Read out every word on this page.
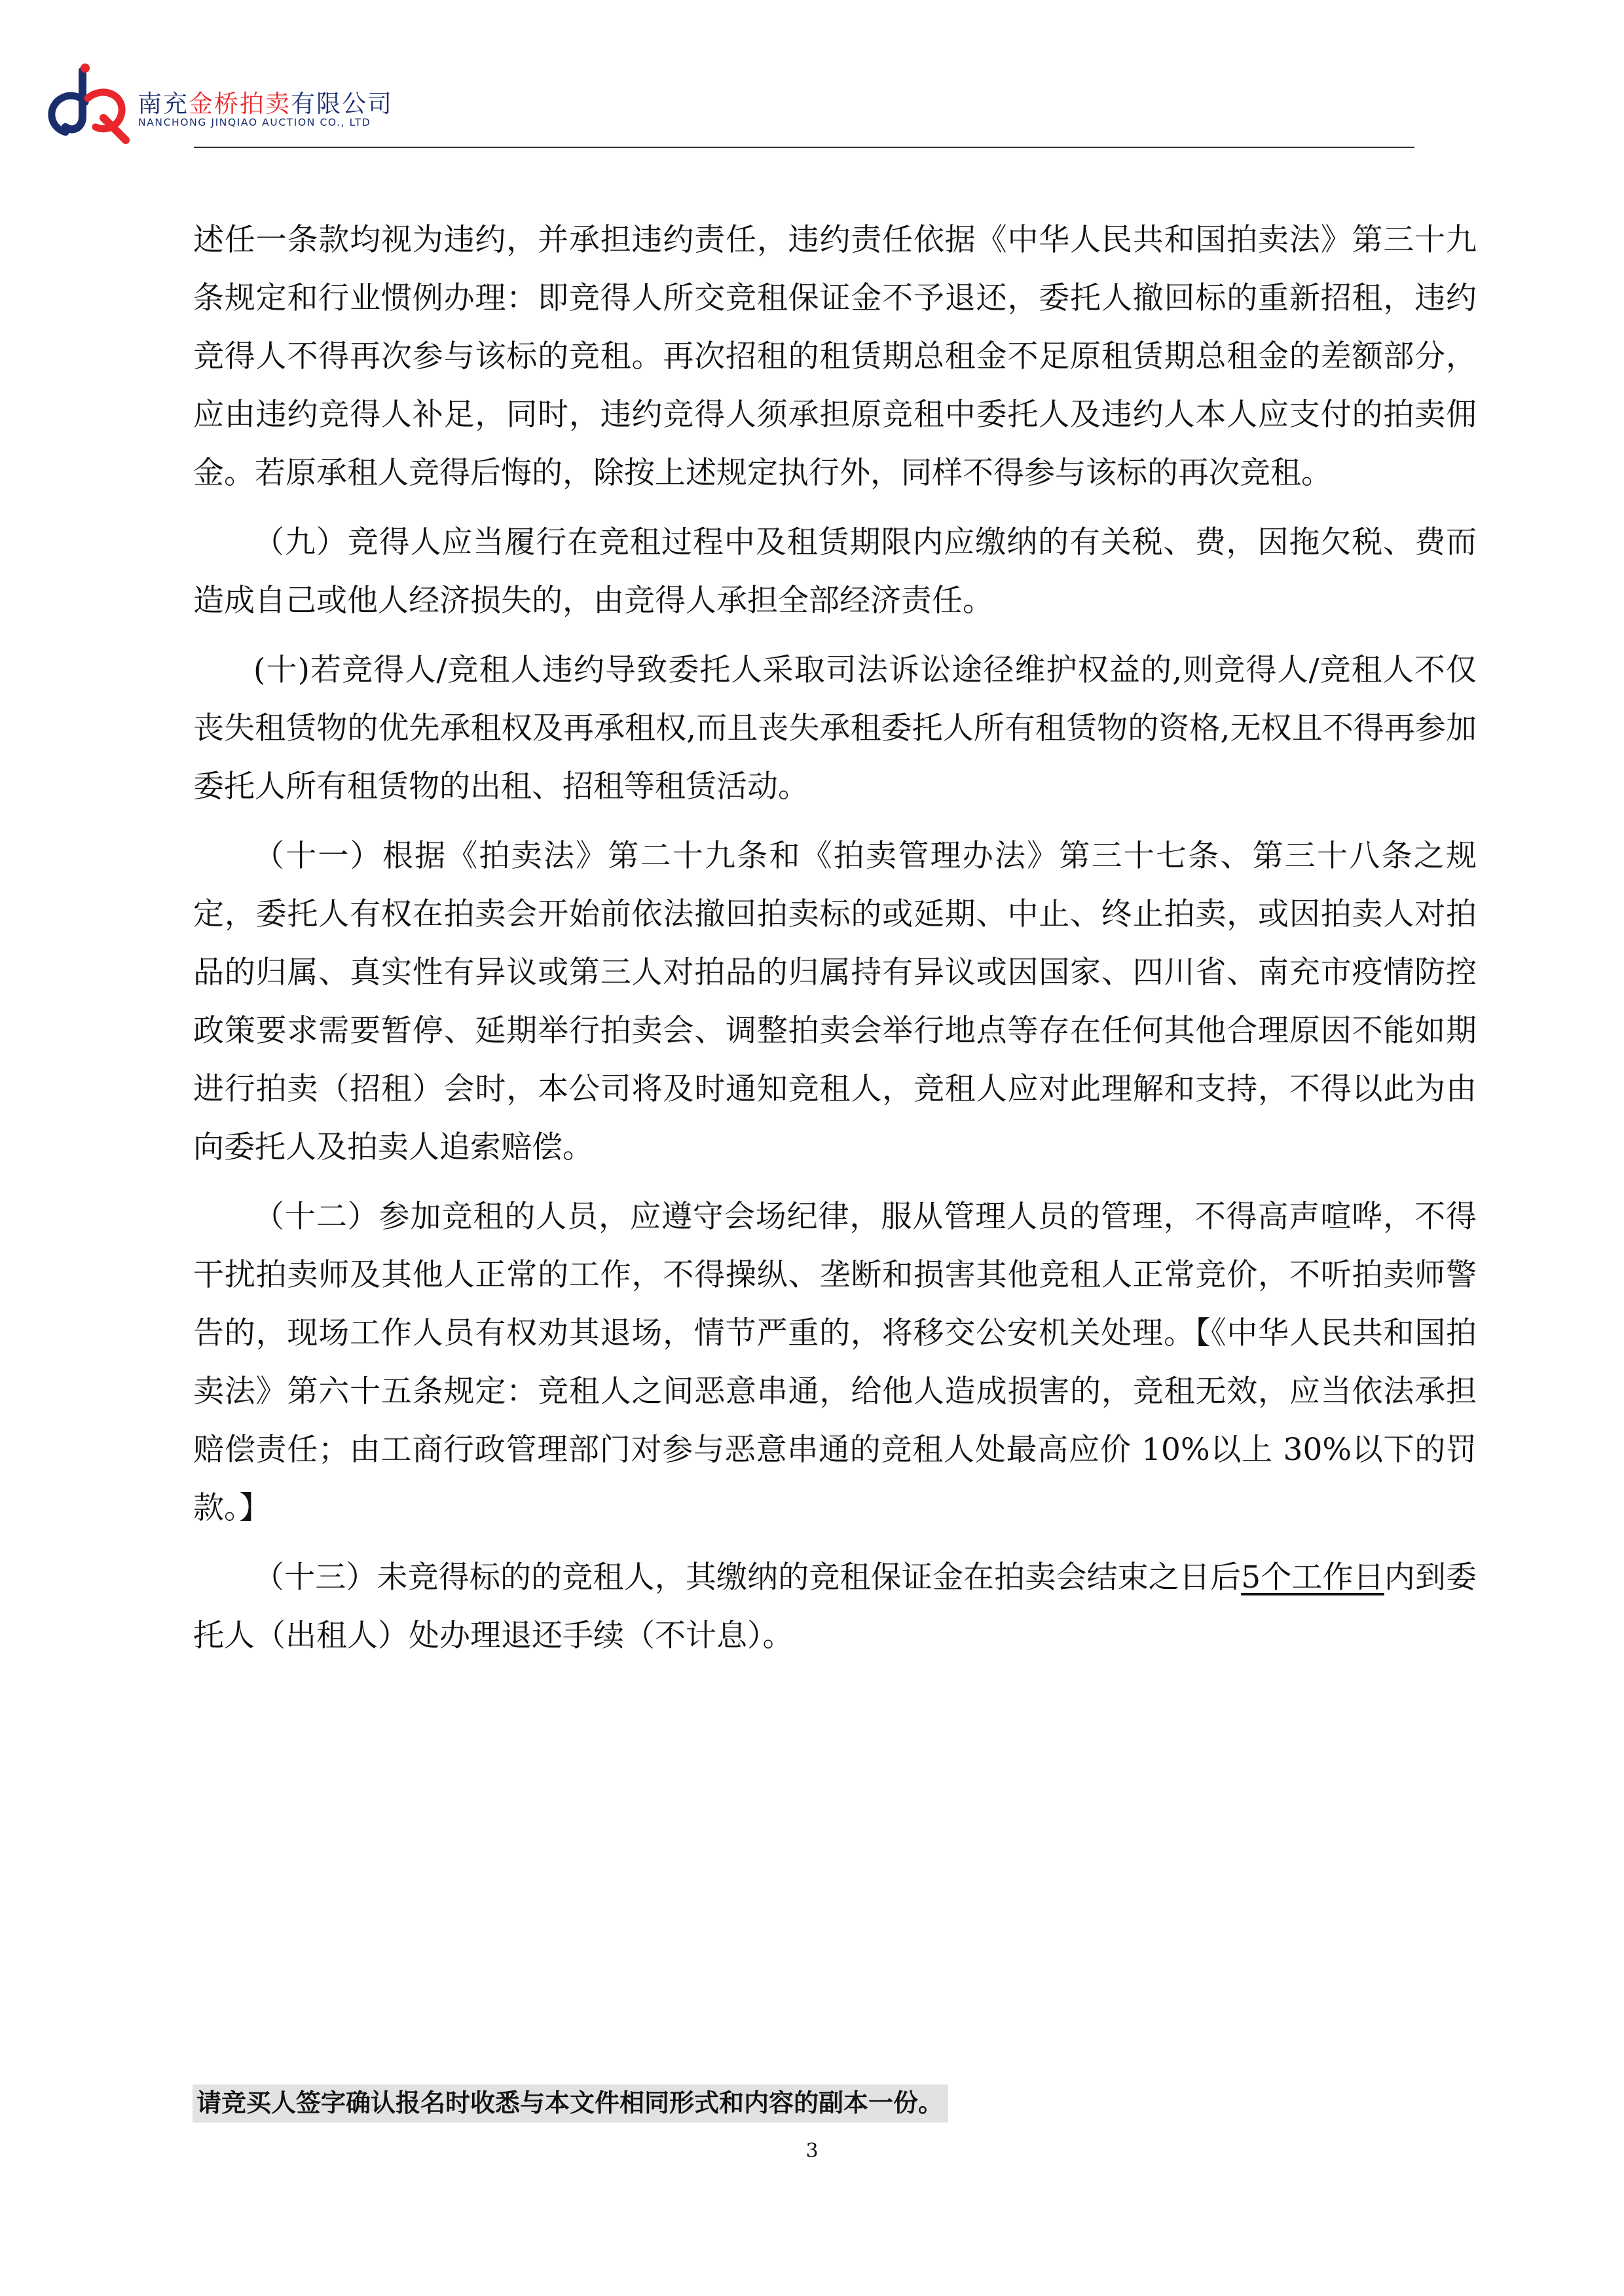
南充金桥拍卖有限公司
NANCHONG JINQIAO AUCTION CO., LTD

述任一条款均视为违约，并承担违约责任，违约责任依据《中华人民共和国拍卖法》第三十九条规定和行业惯例办理：即竞得人所交竞租保证金不予退还，委托人撤回标的重新招租，违约竞得人不得再次参与该标的竞租。再次招租的租赁期总租金不足原租赁期总租金的差额部分，应由违约竞得人补足，同时，违约竞得人须承担原竞租中委托人及违约人本人应支付的拍卖佣金。若原承租人竞得后悔的，除按上述规定执行外，同样不得参与该标的再次竞租。

（九）竞得人应当履行在竞租过程中及租赁期限内应缴纳的有关税、费，因拖欠税、费而造成自己或他人经济损失的，由竞得人承担全部经济责任。

(十)若竞得人/竞租人违约导致委托人采取司法诉讼途径维护权益的,则竞得人/竞租人不仅丧失租赁物的优先承租权及再承租权,而且丧失承租委托人所有租赁物的资格,无权且不得再参加委托人所有租赁物的出租、招租等租赁活动。

（十一）根据《拍卖法》第二十九条和《拍卖管理办法》第三十七条、第三十八条之规定，委托人有权在拍卖会开始前依法撤回拍卖标的或延期、中止、终止拍卖，或因拍卖人对拍品的归属、真实性有异议或第三人对拍品的归属持有异议或因国家、四川省、南充市疫情防控政策要求需要暂停、延期举行拍卖会、调整拍卖会举行地点等存在任何其他合理原因不能如期进行拍卖（招租）会时，本公司将及时通知竞租人，竞租人应对此理解和支持，不得以此为由向委托人及拍卖人追索赔偿。

（十二）参加竞租的人员，应遵守会场纪律，服从管理人员的管理，不得高声喧哗，不得干扰拍卖师及其他人正常的工作，不得操纵、垄断和损害其他竞租人正常竞价，不听拍卖师警告的，现场工作人员有权劝其退场，情节严重的，将移交公安机关处理。【《中华人民共和国拍卖法》第六十五条规定：竞租人之间恶意串通，给他人造成损害的，竞租无效，应当依法承担赔偿责任；由工商行政管理部门对参与恶意串通的竞租人处最高应价 10%以上 30%以下的罚款。】

（十三）未竞得标的的竞租人，其缴纳的竞租保证金在拍卖会结束之日后5个工作日内到委托人（出租人）处办理退还手续（不计息）。

请竞买人签字确认报名时收悉与本文件相同形式和内容的副本一份。
3
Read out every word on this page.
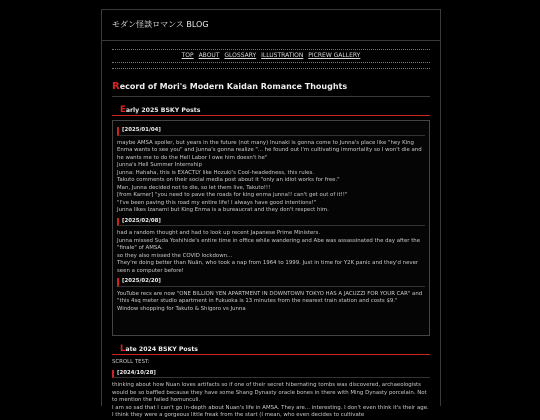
モダン怪談ロマンス BLOG
TOP ABOUT GLOSSARY ILLUSTRATION PICREW GALLERY
Record of Mori's Modern Kaidan Romance Thoughts
Early 2025 BSKY Posts
[2025/01/04]
maybe AMSA spoiler, but years in the future (not many) Inunaki is gonna come to Junna's place like "hey King Enma wants to see you" and Junna's gonna realize "... he found out I'm cultivating immortality so I won't die and he wants me to do the Hell Labor I owe him doesn't he"
Junna's Hell Summer Internship
Junna: Hahaha, this is EXACTLY like Hozuki's Cool-headedness, this rules.
Takuto comments on their social media post about it "only an idiot works for free."
Man, Junna decided not to die, so let them live, Takuto!!!
[from Karner] "you need to pave the roads for king enma junna!! can't get out of it!!"
"I've been paving this road my entire life! I always have good intentions!"
Junna likes Izanami but King Enma is a bureaucrat and they don't respect him.
[2025/02/08]
had a random thought and had to look up recent Japanese Prime Ministers.
Junna missed Suda Yoshihide's entire time in office while wandering and Abe was assassinated the day after the "finale" of AMSA.
so they also missed the COVID lockdown...
They're doing better than Nuān, who took a nap from 1964 to 1999. Just in time for Y2K panic and they'd never seen a computer before!
[2025/02/20]
YouTube recs are now "ONE BILLION YEN APARTMENT IN DOWNTOWN TOKYO HAS A JACUZZI FOR YOUR CAR" and "this 4sq meter studio apartment in Fukuoka is 13 minutes from the nearest train station and costs $9."
Window shopping for Takuto & Shigoro vs Junna
Late 2024 BSKY Posts
SCROLL TEST:
[2024/10/28]
thinking about how Nuan loves artifacts so if one of their secret hibernating tombs was discovered, archaeologists would be so baffled because they have some Shang Dynasty oracle bones in there with Ming Dynasty porcelain. Not to mention the failed homunculi.
I am so sad that I can't go in-depth about Nuan's life in AMSA. They are... interesting. I don't even think it's their age. I think they were a gorgeous little freak from the start (I mean, who even decides to cultivate
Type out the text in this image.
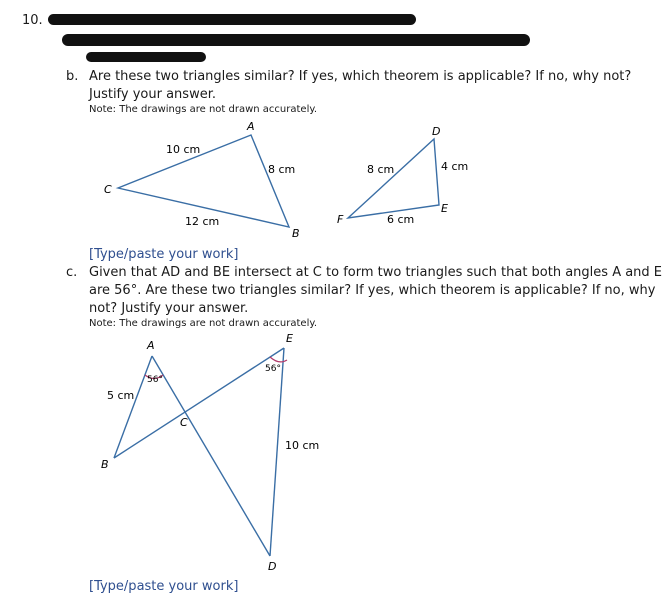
10.
b. Are these two triangles similar? If yes, which theorem is applicable? If no, why not?
Justify your answer.
Note: The drawings are not drawn accurately.
A
C
B
10 cm
8 cm
12 cm
D
E
F
8 cm	4 cm
6 cm
A
B
C
D
E
56°
56°
5 cm
10 cm
[Type/paste your work]
c. Given that AD and BE intersect at C to form two triangles such that both angles A and E
are 56°. Are these two triangles similar? If yes, which theorem is applicable? If no, why
not? Justify your answer.
Note: The drawings are not drawn accurately.
[Type/paste your work]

# Written task
Reproduce the data word for word, excluding its pictures.

# Answer to the exercise
Read out every word on this page.
南充金桥拍卖有限公司
NANCHONG JINQIAO AUCTION CO., LTD

述任一条款均视为违约，并承担违约责任，违约责任依据《中华人民共和国拍卖法》第三十九条规定和行业惯例办理：即竞得人所交竞租保证金不予退还，委托人撤回标的重新招租，违约竞得人不得再次参与该标的竞租。再次招租的租赁期总租金不足原租赁期总租金的差额部分，应由违约竞得人补足，同时，违约竞得人须承担原竞租中委托人及违约人本人应支付的拍卖佣金。若原承租人竞得后悔的，除按上述规定执行外，同样不得参与该标的再次竞租。

（九）竞得人应当履行在竞租过程中及租赁期限内应缴纳的有关税、费，因拖欠税、费而造成自己或他人经济损失的，由竞得人承担全部经济责任。

(十)若竞得人/竞租人违约导致委托人采取司法诉讼途径维护权益的,则竞得人/竞租人不仅丧失租赁物的优先承租权及再承租权,而且丧失承租委托人所有租赁物的资格,无权且不得再参加委托人所有租赁物的出租、招租等租赁活动。

（十一）根据《拍卖法》第二十九条和《拍卖管理办法》第三十七条、第三十八条之规定，委托人有权在拍卖会开始前依法撤回拍卖标的或延期、中止、终止拍卖，或因拍卖人对拍品的归属、真实性有异议或第三人对拍品的归属持有异议或因国家、四川省、南充市疫情防控政策要求需要暂停、延期举行拍卖会、调整拍卖会举行地点等存在任何其他合理原因不能如期进行拍卖（招租）会时，本公司将及时通知竞租人，竞租人应对此理解和支持，不得以此为由向委托人及拍卖人追索赔偿。

（十二）参加竞租的人员，应遵守会场纪律，服从管理人员的管理，不得高声喧哗，不得干扰拍卖师及其他人正常的工作，不得操纵、垄断和损害其他竞租人正常竞价，不听拍卖师警告的，现场工作人员有权劝其退场，情节严重的，将移交公安机关处理。【《中华人民共和国拍卖法》第六十五条规定：竞租人之间恶意串通，给他人造成损害的，竞租无效，应当依法承担赔偿责任；由工商行政管理部门对参与恶意串通的竞租人处最高应价 10%以上 30%以下的罚款。】

（十三）未竞得标的的竞租人，其缴纳的竞租保证金在拍卖会结束之日后5个工作日内到委托人（出租人）处办理退还手续（不计息）。

请竞买人签字确认报名时收悉与本文件相同形式和内容的副本一份。
3
Read out every word on this page.
モダン怪談ロマンス BLOG
TOP ABOUT GLOSSARY ILLUSTRATION PICREW GALLERY
Record of Mori's Modern Kaidan Romance Thoughts
Early 2025 BSKY Posts
[2025/01/04]
maybe AMSA spoiler, but years in the future (not many) Inunaki is gonna come to Junna's place like "hey King Enma wants to see you" and Junna's gonna realize "... he found out I'm cultivating immortality so I won't die and he wants me to do the Hell Labor I owe him doesn't he"
Junna's Hell Summer Internship
Junna: Hahaha, this is EXACTLY like Hozuki's Cool-headedness, this rules.
Takuto comments on their social media post about it "only an idiot works for free."
Man, Junna decided not to die, so let them live, Takuto!!!
[from Karner] "you need to pave the roads for king enma junna!! can't get out of it!!"
"I've been paving this road my entire life! I always have good intentions!"
Junna likes Izanami but King Enma is a bureaucrat and they don't respect him.
[2025/02/08]
had a random thought and had to look up recent Japanese Prime Ministers.
Junna missed Suda Yoshihide's entire time in office while wandering and Abe was assassinated the day after the "finale" of AMSA.
so they also missed the COVID lockdown...
They're doing better than Nuān, who took a nap from 1964 to 1999. Just in time for Y2K panic and they'd never seen a computer before!
[2025/02/20]
YouTube recs are now "ONE BILLION YEN APARTMENT IN DOWNTOWN TOKYO HAS A JACUZZI FOR YOUR CAR" and "this 4sq meter studio apartment in Fukuoka is 13 minutes from the nearest train station and costs $9."
Window shopping for Takuto & Shigoro vs Junna
Late 2024 BSKY Posts
SCROLL TEST:
[2024/10/28]
thinking about how Nuan loves artifacts so if one of their secret hibernating tombs was discovered, archaeologists would be so baffled because they have some Shang Dynasty oracle bones in there with Ming Dynasty porcelain. Not to mention the failed homunculi.
I am so sad that I can't go in-depth about Nuan's life in AMSA. They are... interesting. I don't even think it's their age. I think they were a gorgeous little freak from the start (I mean, who even decides to cultivate
Type out the text in this image.
10.
b. Are these two triangles similar? If yes, which theorem is applicable? If no, why not?
Justify your answer.
Note: The drawings are not drawn accurately.
A
C
B
10 cm
8 cm
12 cm
D
E
F
8 cm	4 cm
6 cm
A
B
C
D
E
56°
56°
5 cm
10 cm
[Type/paste your work]
c. Given that AD and BE intersect at C to form two triangles such that both angles A and E
are 56°. Are these two triangles similar? If yes, which theorem is applicable? If no, why
not? Justify your answer.
Note: The drawings are not drawn accurately.
[Type/paste your work]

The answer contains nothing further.